Write out the material exactly, with the pictures left out.

# Start of Task material

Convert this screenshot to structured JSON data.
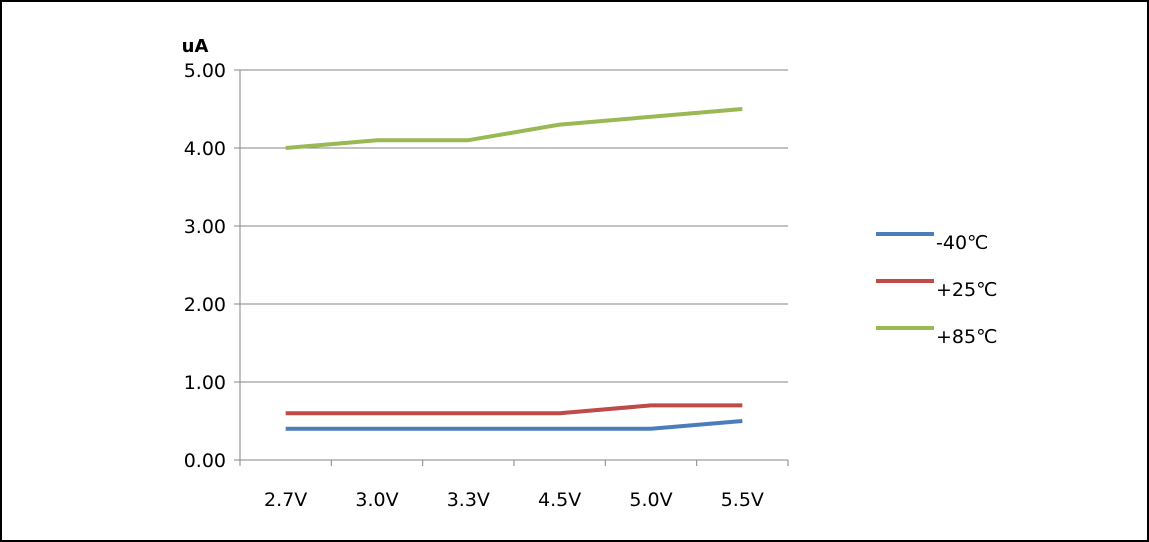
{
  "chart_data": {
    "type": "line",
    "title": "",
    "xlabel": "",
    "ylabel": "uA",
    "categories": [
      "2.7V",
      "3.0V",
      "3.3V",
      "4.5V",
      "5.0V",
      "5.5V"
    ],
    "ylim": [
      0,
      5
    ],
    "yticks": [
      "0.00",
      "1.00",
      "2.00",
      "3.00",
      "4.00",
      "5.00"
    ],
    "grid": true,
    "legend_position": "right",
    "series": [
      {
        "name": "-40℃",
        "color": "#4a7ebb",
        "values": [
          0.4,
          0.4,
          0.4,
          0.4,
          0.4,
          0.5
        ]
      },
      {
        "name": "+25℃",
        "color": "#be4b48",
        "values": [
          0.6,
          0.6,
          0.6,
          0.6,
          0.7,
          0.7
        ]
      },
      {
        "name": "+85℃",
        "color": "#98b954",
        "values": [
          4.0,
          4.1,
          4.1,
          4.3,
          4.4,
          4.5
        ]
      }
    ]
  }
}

# End of Task material

### Result of the exercise
Convert this screenshot to structured JSON data.
{
  "chart_data": {
    "type": "line",
    "title": "",
    "xlabel": "",
    "ylabel": "uA",
    "categories": [
      "2.7V",
      "3.0V",
      "3.3V",
      "4.5V",
      "5.0V",
      "5.5V"
    ],
    "ylim": [
      0,
      5
    ],
    "yticks": [
      "0.00",
      "1.00",
      "2.00",
      "3.00",
      "4.00",
      "5.00"
    ],
    "grid": true,
    "legend_position": "right",
    "series": [
      {
        "name": "-40℃",
        "color": "#4a7ebb",
        "values": [
          0.4,
          0.4,
          0.4,
          0.4,
          0.4,
          0.5
        ]
      },
      {
        "name": "+25℃",
        "color": "#be4b48",
        "values": [
          0.6,
          0.6,
          0.6,
          0.6,
          0.7,
          0.7
        ]
      },
      {
        "name": "+85℃",
        "color": "#98b954",
        "values": [
          4.0,
          4.1,
          4.1,
          4.3,
          4.4,
          4.5
        ]
      }
    ]
  }
}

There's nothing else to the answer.